### Information shown ###
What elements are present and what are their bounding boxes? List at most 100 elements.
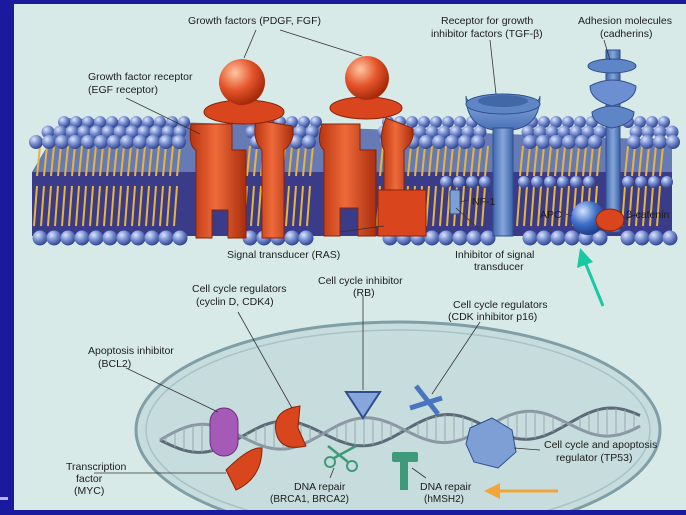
lipid-head-bead (523, 231, 538, 246)
lipid-head-bead (551, 231, 566, 246)
lipid-head-bead (432, 135, 446, 149)
lipid-head-bead (75, 231, 90, 246)
lipid-head-bead (467, 231, 482, 246)
lipid-head-bead (562, 135, 576, 149)
lipid-head-bead (445, 135, 459, 149)
lipid-head-bead (285, 231, 300, 246)
lipid-head-bead (621, 231, 636, 246)
lipid-head-bead (172, 135, 186, 149)
lipid-head-bead (531, 176, 543, 188)
lipid-head-bead (635, 231, 650, 246)
lipid-head-bead (145, 231, 160, 246)
label-cc-inhibitor-2: (RB) (353, 287, 375, 299)
growth-factor-ball-1 (219, 59, 265, 105)
label-signal-transducer: Signal transducer (RAS) (227, 249, 340, 261)
lipid-head-bead (453, 176, 465, 188)
lipid-head-bead (518, 176, 530, 188)
label-inhibitor-2: transducer (474, 261, 524, 273)
bcl2-protein (210, 408, 238, 456)
lipid-head-bead (565, 231, 580, 246)
label-apoptosis-inhibitor-1: Apoptosis inhibitor (88, 345, 174, 357)
beta-catenin-protein (596, 209, 624, 231)
lipid-head-bead (466, 176, 478, 188)
lipid-head-bead (649, 231, 664, 246)
lipid-head-bead (117, 231, 132, 246)
label-tp53-1: Cell cycle and apoptosis (544, 439, 657, 451)
lipid-head-bead (120, 135, 134, 149)
label-tgf-receptor-2: inhibitor factors (TGF-β) (431, 28, 543, 40)
label-growth-factors: Growth factors (PDGF, FGF) (188, 15, 321, 27)
lipid-head-bead (302, 135, 316, 149)
lipid-head-bead (661, 176, 673, 188)
lipid-head-bead (419, 135, 433, 149)
lipid-head-bead (575, 135, 589, 149)
label-cc-regulators-2: (cyclin D, CDK4) (196, 296, 274, 308)
lipid-head-bead (42, 135, 56, 149)
lipid-head-bead (537, 231, 552, 246)
label-adhesion-2: (cadherins) (600, 28, 653, 40)
lipid-head-bead (81, 135, 95, 149)
label-inhibitor-1: Inhibitor of signal (455, 249, 534, 261)
lipid-head-bead (458, 135, 472, 149)
lipid-head-bead (61, 231, 76, 246)
label-tgf-receptor-1: Receptor for growth (441, 15, 533, 27)
lipid-head-bead (94, 135, 108, 149)
label-apoptosis-inhibitor-2: (BCL2) (98, 358, 131, 370)
lipid-head-bead (439, 231, 454, 246)
lipid-head-bead (47, 231, 62, 246)
lipid-head-bead (107, 135, 121, 149)
lipid-head-bead (55, 135, 69, 149)
label-transcription-2: factor (76, 473, 103, 485)
lipid-head-bead (627, 135, 641, 149)
label-dna-repair-brca-1: DNA repair (294, 481, 346, 493)
label-tp53-2: regulator (TP53) (556, 452, 632, 464)
lipid-head-bead (635, 176, 647, 188)
lipid-head-bead (103, 231, 118, 246)
label-cc-inhibitor-1: Cell cycle inhibitor (318, 275, 403, 287)
lipid-head-bead (536, 135, 550, 149)
label-cc-regulators-1: Cell cycle regulators (192, 283, 287, 295)
lipid-head-bead (479, 176, 491, 188)
lipid-head-bead (89, 231, 104, 246)
label-dna-repair-hmsh-2: (hMSH2) (424, 494, 464, 505)
label-gf-receptor-2: (EGF receptor) (88, 84, 158, 96)
ras-signal-transducer (378, 190, 426, 236)
lipid-head-bead (570, 176, 582, 188)
lipid-head-bead (453, 231, 468, 246)
label-cdk-regulators-1: Cell cycle regulators (453, 299, 548, 311)
lipid-head-bead (544, 176, 556, 188)
lipid-head-bead (299, 231, 314, 246)
lipid-head-bead (471, 135, 485, 149)
lipid-head-bead (159, 135, 173, 149)
lipid-head-bead (653, 135, 667, 149)
lipid-head-bead (133, 135, 147, 149)
lipid-head-bead (131, 231, 146, 246)
lipid-head-bead (440, 176, 452, 188)
label-gf-receptor-1: Growth factor receptor (88, 71, 193, 83)
lipid-head-bead (663, 231, 678, 246)
label-transcription-3: (MYC) (74, 485, 104, 497)
lipid-head-bead (173, 231, 188, 246)
lipid-head-bead (588, 135, 602, 149)
label-transcription-1: Transcription (66, 461, 126, 473)
lipid-head-bead (666, 135, 680, 149)
label-dna-repair-brca-2: (BRCA1, BRCA2) (270, 494, 349, 505)
label-adhesion-1: Adhesion molecules (578, 15, 672, 27)
label-dna-repair-hmsh-1: DNA repair (420, 481, 472, 493)
lipid-head-bead (146, 135, 160, 149)
label-beta-catenin: β-catenin (626, 209, 670, 221)
lipid-head-bead (583, 176, 595, 188)
label-apc: APC (540, 209, 562, 221)
growth-factor-ball-2 (345, 56, 389, 100)
lipid-head-bead (29, 135, 43, 149)
lipid-head-bead (549, 135, 563, 149)
label-cdk-regulators-2: (CDK inhibitor p16) (448, 311, 537, 323)
lipid-head-bead (33, 231, 48, 246)
lipid-head-bead (68, 135, 82, 149)
lipid-head-bead (523, 135, 537, 149)
lipid-head-bead (425, 231, 440, 246)
lipid-head-bead (159, 231, 174, 246)
lipid-head-bead (557, 176, 569, 188)
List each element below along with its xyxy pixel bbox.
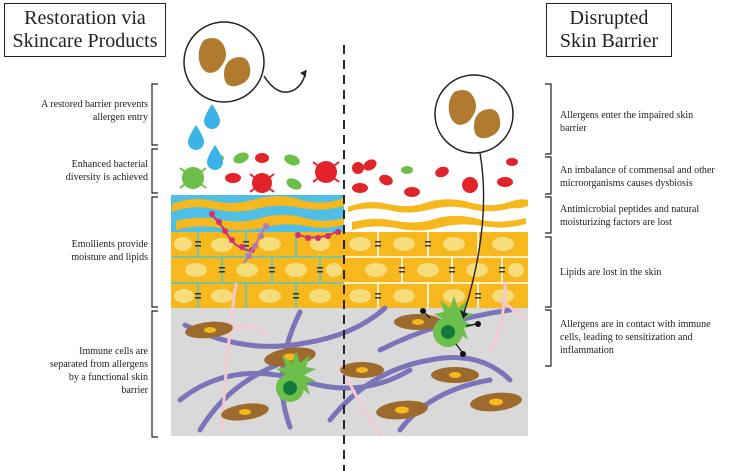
- emollient-chains: [209, 211, 341, 264]
- immune-cell-left: [276, 351, 316, 402]
- bacteria-left: [179, 152, 340, 193]
- annotation-allergens-enter: Allergens enter the impaired skin barrie…: [560, 110, 694, 134]
- corneocyte-flakes: [172, 196, 528, 231]
- annotation-immune-contact: Allergens are in contact with immune cel…: [560, 319, 711, 356]
- fibroblasts: [185, 314, 522, 421]
- annotation-restored-barrier: A restored barrier prevents allergen ent…: [41, 99, 148, 123]
- annotation-dysbiosis: An imbalance of commensal and other micr…: [560, 165, 715, 189]
- junction-marks: [195, 241, 505, 299]
- brackets-left: [151, 83, 158, 438]
- immune-cell-right: [420, 296, 481, 357]
- epidermis-layer: [171, 195, 528, 308]
- keratinocyte-nuclei: [174, 237, 524, 303]
- annotation-bacterial-diversity: Enhanced bacterial diversity is achieved: [65, 159, 148, 183]
- annotation-emollients: Emollients provide moisture and lipids: [71, 239, 148, 263]
- title-restoration: Restoration via Skincare Products: [4, 3, 166, 57]
- title-disrupted: Disrupted Skin Barrier: [546, 3, 672, 57]
- annotation-immune-separated: Immune cells are separated from allergen…: [49, 346, 148, 396]
- annotation-amp-nmf-lost: Antimicrobial peptides and natural moist…: [560, 204, 700, 228]
- water-droplets: [188, 104, 223, 170]
- allergen-circle-left: [183, 21, 307, 103]
- brackets-right: [545, 83, 552, 367]
- allergen-circle-right: [434, 74, 514, 319]
- annotation-lipids-lost: Lipids are lost in the skin: [560, 267, 662, 278]
- bacteria-right: [352, 158, 518, 197]
- tight-junctions-left: [171, 232, 344, 308]
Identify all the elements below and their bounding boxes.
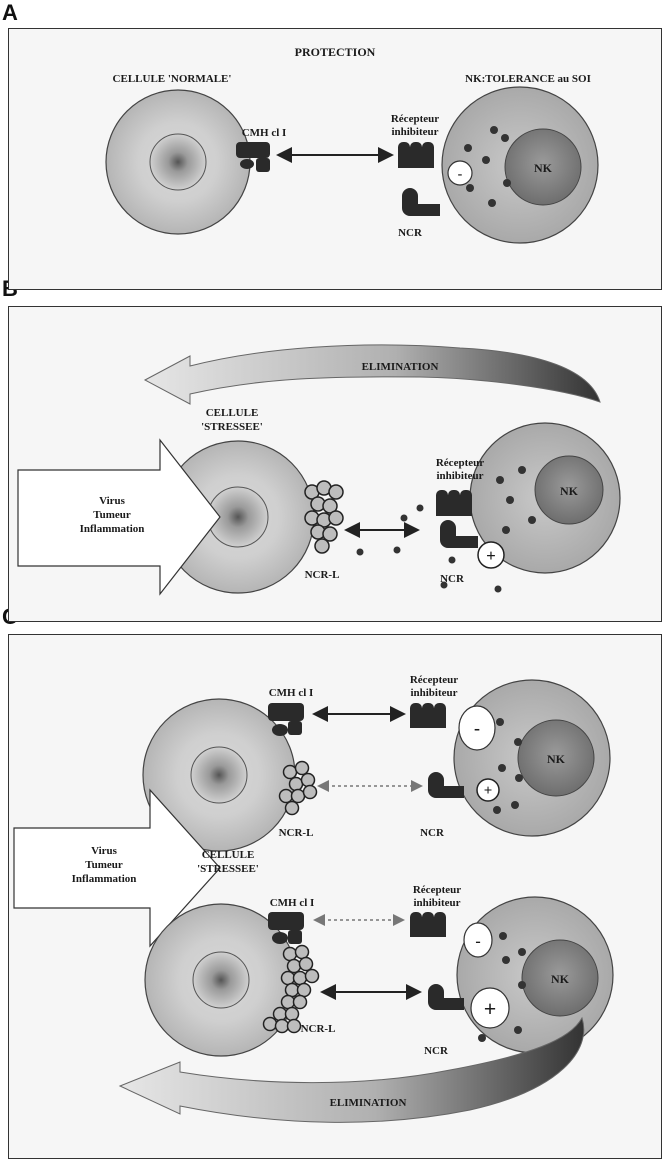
###
*What you should do*
Copy out all the data without changing anything, and drop the pictures.

*Result for this task*
What elements are present and what are their bounding boxes? List at most 100 elements.
lipid-head-bead (523, 231, 538, 246)
lipid-head-bead (551, 231, 566, 246)
lipid-head-bead (432, 135, 446, 149)
lipid-head-bead (75, 231, 90, 246)
lipid-head-bead (467, 231, 482, 246)
lipid-head-bead (562, 135, 576, 149)
lipid-head-bead (445, 135, 459, 149)
lipid-head-bead (285, 231, 300, 246)
lipid-head-bead (621, 231, 636, 246)
lipid-head-bead (172, 135, 186, 149)
lipid-head-bead (531, 176, 543, 188)
lipid-head-bead (635, 231, 650, 246)
lipid-head-bead (145, 231, 160, 246)
label-cc-inhibitor-2: (RB) (353, 287, 375, 299)
growth-factor-ball-1 (219, 59, 265, 105)
label-signal-transducer: Signal transducer (RAS) (227, 249, 340, 261)
lipid-head-bead (453, 176, 465, 188)
lipid-head-bead (518, 176, 530, 188)
label-inhibitor-2: transducer (474, 261, 524, 273)
bcl2-protein (210, 408, 238, 456)
lipid-head-bead (565, 231, 580, 246)
label-apoptosis-inhibitor-1: Apoptosis inhibitor (88, 345, 174, 357)
beta-catenin-protein (596, 209, 624, 231)
lipid-head-bead (466, 176, 478, 188)
lipid-head-bead (649, 231, 664, 246)
lipid-head-bead (117, 231, 132, 246)
label-tp53-1: Cell cycle and apoptosis (544, 439, 657, 451)
lipid-head-bead (120, 135, 134, 149)
label-tgf-receptor-2: inhibitor factors (TGF-β) (431, 28, 543, 40)
label-growth-factors: Growth factors (PDGF, FGF) (188, 15, 321, 27)
lipid-head-bead (302, 135, 316, 149)
lipid-head-bead (661, 176, 673, 188)
lipid-head-bead (419, 135, 433, 149)
lipid-head-bead (575, 135, 589, 149)
label-cc-regulators-2: (cyclin D, CDK4) (196, 296, 274, 308)
lipid-head-bead (42, 135, 56, 149)
lipid-head-bead (537, 231, 552, 246)
label-adhesion-2: (cadherins) (600, 28, 653, 40)
lipid-head-bead (81, 135, 95, 149)
label-inhibitor-1: Inhibitor of signal (455, 249, 534, 261)
lipid-head-bead (458, 135, 472, 149)
lipid-head-bead (61, 231, 76, 246)
label-tgf-receptor-1: Receptor for growth (441, 15, 533, 27)
lipid-head-bead (94, 135, 108, 149)
label-apoptosis-inhibitor-2: (BCL2) (98, 358, 131, 370)
lipid-head-bead (439, 231, 454, 246)
lipid-head-bead (47, 231, 62, 246)
lipid-head-bead (107, 135, 121, 149)
lipid-head-bead (55, 135, 69, 149)
label-transcription-2: factor (76, 473, 103, 485)
lipid-head-bead (627, 135, 641, 149)
label-dna-repair-brca-1: DNA repair (294, 481, 346, 493)
label-tp53-2: regulator (TP53) (556, 452, 632, 464)
lipid-head-bead (635, 176, 647, 188)
lipid-head-bead (103, 231, 118, 246)
label-cc-inhibitor-1: Cell cycle inhibitor (318, 275, 403, 287)
lipid-head-bead (536, 135, 550, 149)
label-cc-regulators-1: Cell cycle regulators (192, 283, 287, 295)
lipid-head-bead (479, 176, 491, 188)
lipid-head-bead (89, 231, 104, 246)
label-dna-repair-hmsh-2: (hMSH2) (424, 494, 464, 505)
label-gf-receptor-2: (EGF receptor) (88, 84, 158, 96)
ras-signal-transducer (378, 190, 426, 236)
lipid-head-bead (570, 176, 582, 188)
lipid-head-bead (453, 231, 468, 246)
label-cdk-regulators-1: Cell cycle regulators (453, 299, 548, 311)
lipid-head-bead (544, 176, 556, 188)
lipid-head-bead (299, 231, 314, 246)
lipid-head-bead (471, 135, 485, 149)
lipid-head-bead (159, 135, 173, 149)
lipid-head-bead (653, 135, 667, 149)
lipid-head-bead (133, 135, 147, 149)
lipid-head-bead (131, 231, 146, 246)
lipid-head-bead (440, 176, 452, 188)
label-gf-receptor-1: Growth factor receptor (88, 71, 193, 83)
lipid-head-bead (663, 231, 678, 246)
label-transcription-3: (MYC) (74, 485, 104, 497)
lipid-head-bead (173, 231, 188, 246)
lipid-head-bead (588, 135, 602, 149)
label-transcription-1: Transcription (66, 461, 126, 473)
lipid-head-bead (666, 135, 680, 149)
label-dna-repair-brca-2: (BRCA1, BRCA2) (270, 494, 349, 505)
label-adhesion-1: Adhesion molecules (578, 15, 672, 27)
label-dna-repair-hmsh-1: DNA repair (420, 481, 472, 493)
lipid-head-bead (146, 135, 160, 149)
label-beta-catenin: β-catenin (626, 209, 670, 221)
lipid-head-bead (583, 176, 595, 188)
label-apc: APC (540, 209, 562, 221)
growth-factor-ball-2 (345, 56, 389, 100)
lipid-head-bead (29, 135, 43, 149)
lipid-head-bead (549, 135, 563, 149)
label-cdk-regulators-2: (CDK inhibitor p16) (448, 311, 537, 323)
lipid-head-bead (33, 231, 48, 246)
lipid-head-bead (68, 135, 82, 149)
lipid-head-bead (523, 135, 537, 149)
lipid-head-bead (425, 231, 440, 246)
lipid-head-bead (159, 231, 174, 246)
lipid-head-bead (557, 176, 569, 188)
List each element below along with its xyxy pixel bbox.
- emollient-chains: [209, 211, 341, 264]
- immune-cell-left: [276, 351, 316, 402]
- bacteria-left: [179, 152, 340, 193]
- annotation-allergens-enter: Allergens enter the impaired skin barrie…: [560, 110, 694, 134]
- corneocyte-flakes: [172, 196, 528, 231]
- annotation-immune-contact: Allergens are in contact with immune cel…: [560, 319, 711, 356]
- fibroblasts: [185, 314, 522, 421]
- annotation-restored-barrier: A restored barrier prevents allergen ent…: [41, 99, 148, 123]
- annotation-dysbiosis: An imbalance of commensal and other micr…: [560, 165, 715, 189]
- junction-marks: [195, 241, 505, 299]
- brackets-left: [151, 83, 158, 438]
- immune-cell-right: [420, 296, 481, 357]
- epidermis-layer: [171, 195, 528, 308]
- keratinocyte-nuclei: [174, 237, 524, 303]
- annotation-bacterial-diversity: Enhanced bacterial diversity is achieved: [65, 159, 148, 183]
- annotation-emollients: Emollients provide moisture and lipids: [71, 239, 148, 263]
- title-restoration: Restoration via Skincare Products: [4, 3, 166, 57]
- title-disrupted: Disrupted Skin Barrier: [546, 3, 672, 57]
- annotation-immune-separated: Immune cells are separated from allergen…: [49, 346, 148, 396]
- annotation-amp-nmf-lost: Antimicrobial peptides and natural moist…: [560, 204, 700, 228]
- water-droplets: [188, 104, 223, 170]
- allergen-circle-left: [183, 21, 307, 103]
- brackets-right: [545, 83, 552, 367]
- allergen-circle-right: [434, 74, 514, 319]
- annotation-lipids-lost: Lipids are lost in the skin: [560, 267, 662, 278]
- bacteria-right: [352, 158, 518, 197]
- tight-junctions-left: [171, 232, 344, 308]
Identify all the elements below and their bounding boxes.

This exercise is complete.